§ **Your objective**
Find the number of lines containing the string "谐波赛福" in the data. Answer with the number by itself.

§ **Listing**

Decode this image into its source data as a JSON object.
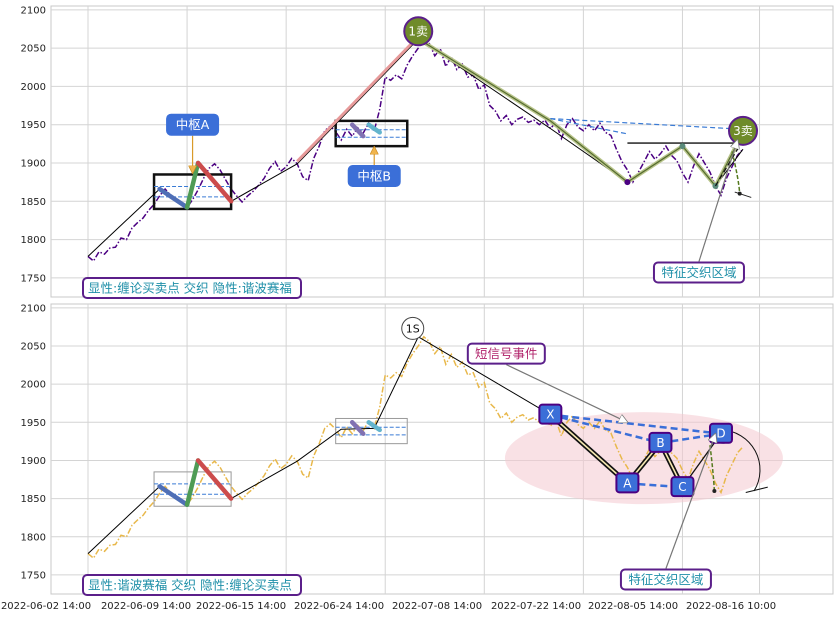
{
  "chart_data": [
    {
      "type": "line",
      "panel": "top",
      "ylim": [
        1725,
        2105
      ],
      "y_ticks": [
        "2100",
        "2050",
        "2000",
        "1950",
        "1900",
        "1850",
        "1800",
        "1750"
      ],
      "price_color": "#4b0082",
      "price_style": "dash-dot",
      "price": [
        [
          0,
          1778
        ],
        [
          1,
          1772
        ],
        [
          2,
          1784
        ],
        [
          3,
          1781
        ],
        [
          4,
          1789
        ],
        [
          5,
          1790
        ],
        [
          6,
          1802
        ],
        [
          7,
          1800
        ],
        [
          8,
          1815
        ],
        [
          9,
          1822
        ],
        [
          10,
          1828
        ],
        [
          11,
          1838
        ],
        [
          12,
          1846
        ],
        [
          13,
          1857
        ],
        [
          14,
          1866
        ],
        [
          15,
          1858
        ],
        [
          16,
          1852
        ],
        [
          17,
          1846
        ],
        [
          18,
          1842
        ],
        [
          19,
          1852
        ],
        [
          20,
          1865
        ],
        [
          21,
          1880
        ],
        [
          22,
          1893
        ],
        [
          23,
          1899
        ],
        [
          24,
          1891
        ],
        [
          25,
          1878
        ],
        [
          26,
          1866
        ],
        [
          27,
          1857
        ],
        [
          28,
          1849
        ],
        [
          29,
          1857
        ],
        [
          30,
          1863
        ],
        [
          31,
          1871
        ],
        [
          32,
          1880
        ],
        [
          33,
          1893
        ],
        [
          34,
          1902
        ],
        [
          35,
          1889
        ],
        [
          36,
          1895
        ],
        [
          37,
          1906
        ],
        [
          38,
          1899
        ],
        [
          39,
          1882
        ],
        [
          40,
          1877
        ],
        [
          41,
          1906
        ],
        [
          42,
          1922
        ],
        [
          43,
          1942
        ],
        [
          44,
          1948
        ],
        [
          45,
          1941
        ],
        [
          46,
          1930
        ],
        [
          47,
          1944
        ],
        [
          48,
          1935
        ],
        [
          49,
          1946
        ],
        [
          50,
          1939
        ],
        [
          51,
          1952
        ],
        [
          52,
          1942
        ],
        [
          53,
          1970
        ],
        [
          54,
          2012
        ],
        [
          55,
          2008
        ],
        [
          56,
          2015
        ],
        [
          57,
          2010
        ],
        [
          58,
          2028
        ],
        [
          59,
          2040
        ],
        [
          60,
          2050
        ],
        [
          61,
          2062
        ],
        [
          62,
          2056
        ],
        [
          63,
          2040
        ],
        [
          64,
          2049
        ],
        [
          65,
          2026
        ],
        [
          66,
          2039
        ],
        [
          67,
          2022
        ],
        [
          68,
          2029
        ],
        [
          69,
          2012
        ],
        [
          70,
          2015
        ],
        [
          71,
          1996
        ],
        [
          72,
          2002
        ],
        [
          73,
          1975
        ],
        [
          74,
          1968
        ],
        [
          75,
          1955
        ],
        [
          76,
          1962
        ],
        [
          77,
          1950
        ],
        [
          78,
          1957
        ],
        [
          79,
          1960
        ],
        [
          80,
          1953
        ],
        [
          81,
          1956
        ],
        [
          82,
          1950
        ],
        [
          83,
          1956
        ],
        [
          84,
          1945
        ],
        [
          85,
          1953
        ],
        [
          86,
          1932
        ],
        [
          87,
          1950
        ],
        [
          88,
          1958
        ],
        [
          89,
          1947
        ],
        [
          90,
          1942
        ],
        [
          91,
          1950
        ],
        [
          92,
          1942
        ],
        [
          93,
          1952
        ],
        [
          94,
          1940
        ],
        [
          95,
          1936
        ],
        [
          96,
          1918
        ],
        [
          97,
          1902
        ],
        [
          98,
          1891
        ],
        [
          99,
          1875
        ],
        [
          100,
          1888
        ],
        [
          101,
          1901
        ],
        [
          102,
          1915
        ],
        [
          103,
          1905
        ],
        [
          104,
          1912
        ],
        [
          105,
          1922
        ],
        [
          106,
          1910
        ],
        [
          107,
          1903
        ],
        [
          108,
          1887
        ],
        [
          109,
          1875
        ],
        [
          110,
          1896
        ],
        [
          111,
          1912
        ],
        [
          112,
          1900
        ],
        [
          113,
          1888
        ],
        [
          114,
          1870
        ],
        [
          115,
          1858
        ],
        [
          116,
          1880
        ],
        [
          117,
          1895
        ],
        [
          118,
          1910
        ],
        [
          119,
          1918
        ]
      ],
      "stroke_lines": [
        {
          "color": "#000000",
          "points": [
            [
              0,
              1778
            ],
            [
              13,
              1866
            ],
            [
              18,
              1842
            ],
            [
              20,
              1900
            ],
            [
              26,
              1850
            ],
            [
              38,
              1899
            ],
            [
              60,
              2062
            ],
            [
              84,
              1945
            ],
            [
              98,
              1875
            ],
            [
              108,
              1922
            ],
            [
              114,
              1870
            ],
            [
              119,
              1918
            ]
          ]
        }
      ],
      "segments": [
        {
          "color": "#4f6fb6",
          "from": [
            13,
            1866
          ],
          "to": [
            18,
            1842
          ]
        },
        {
          "color": "#4e9b55",
          "from": [
            18,
            1842
          ],
          "to": [
            20,
            1900
          ]
        },
        {
          "color": "#cc4c4c",
          "from": [
            20,
            1900
          ],
          "to": [
            26,
            1850
          ]
        },
        {
          "color": "#8172b2",
          "from": [
            48,
            1950
          ],
          "to": [
            50,
            1935
          ]
        },
        {
          "color": "#64b5cd",
          "from": [
            51,
            1950
          ],
          "to": [
            53,
            1940
          ]
        }
      ],
      "zhongshu": [
        {
          "from": [
            12,
            1840
          ],
          "to": [
            26,
            1885
          ]
        },
        {
          "from": [
            45,
            1922
          ],
          "to": [
            58,
            1955
          ]
        }
      ],
      "harmonic_lines": [
        {
          "points": [
            [
              60,
              2062
            ],
            [
              84,
              1955
            ],
            [
              98,
              1875
            ],
            [
              108,
              1922
            ],
            [
              114,
              1870
            ],
            [
              119,
              1940
            ]
          ]
        }
      ],
      "signals": [
        {
          "label": "1卖",
          "x": 60,
          "y": 2072
        },
        {
          "label": "3卖",
          "x": 119,
          "y": 1942
        }
      ],
      "annotations": [
        {
          "text": "中枢A",
          "point": [
            19,
            1887
          ],
          "box": [
            19,
            1950
          ]
        },
        {
          "text": "中枢B",
          "point": [
            52,
            1921
          ],
          "box": [
            52,
            1883
          ]
        },
        {
          "text": "特征交织区域",
          "point": [
            118,
            1930
          ],
          "box": [
            111,
            1757
          ]
        }
      ],
      "legend_text": "显性:缠论买卖点 交织 隐性:谐波赛福"
    },
    {
      "type": "line",
      "panel": "bottom",
      "ylim": [
        1725,
        2105
      ],
      "y_ticks": [
        "2100",
        "2050",
        "2000",
        "1950",
        "1900",
        "1850",
        "1800",
        "1750"
      ],
      "price_color": "#e8b84b",
      "price_style": "dash-dot",
      "x_tick_labels": [
        "2022-06-02 14:00",
        "2022-06-09 14:00",
        "2022-06-15 14:00",
        "2022-06-24 14:00",
        "2022-07-08 14:00",
        "2022-07-22 14:00",
        "2022-08-05 14:00",
        "2022-08-16 10:00"
      ],
      "stroke_lines": [
        {
          "color": "#000000",
          "points": [
            [
              0,
              1778
            ],
            [
              13,
              1866
            ],
            [
              18,
              1842
            ],
            [
              20,
              1900
            ],
            [
              26,
              1850
            ],
            [
              38,
              1899
            ],
            [
              46,
              1941
            ],
            [
              52,
              1942
            ],
            [
              60,
              2062
            ],
            [
              84,
              1960
            ]
          ]
        }
      ],
      "segments": [
        {
          "color": "#4f6fb6",
          "from": [
            13,
            1866
          ],
          "to": [
            18,
            1842
          ]
        },
        {
          "color": "#4e9b55",
          "from": [
            18,
            1842
          ],
          "to": [
            20,
            1900
          ]
        },
        {
          "color": "#cc4c4c",
          "from": [
            20,
            1900
          ],
          "to": [
            26,
            1850
          ]
        },
        {
          "color": "#8172b2",
          "from": [
            48,
            1950
          ],
          "to": [
            50,
            1935
          ]
        },
        {
          "color": "#64b5cd",
          "from": [
            51,
            1950
          ],
          "to": [
            53,
            1940
          ]
        }
      ],
      "zhongshu": [
        {
          "from": [
            12,
            1840
          ],
          "to": [
            26,
            1885
          ]
        },
        {
          "from": [
            45,
            1922
          ],
          "to": [
            58,
            1955
          ]
        }
      ],
      "pattern": [
        {
          "label": "X",
          "x": 84,
          "y": 1960
        },
        {
          "label": "A",
          "x": 98,
          "y": 1870
        },
        {
          "label": "B",
          "x": 104,
          "y": 1923
        },
        {
          "label": "C",
          "x": 108,
          "y": 1865
        },
        {
          "label": "D",
          "x": 115,
          "y": 1935
        }
      ],
      "signals": [
        {
          "label": "1S",
          "x": 59,
          "y": 2073
        }
      ],
      "annotations": [
        {
          "text": "短信号事件",
          "point": [
            98,
            1950
          ],
          "box": [
            76,
            2040
          ]
        },
        {
          "text": "特征交织区域",
          "point": [
            114,
            1935
          ],
          "box": [
            105,
            1744
          ]
        }
      ],
      "legend_text": "显性:谐波赛福 交织 隐性:缠论买卖点"
    }
  ]
}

§ **Answer to this task**
2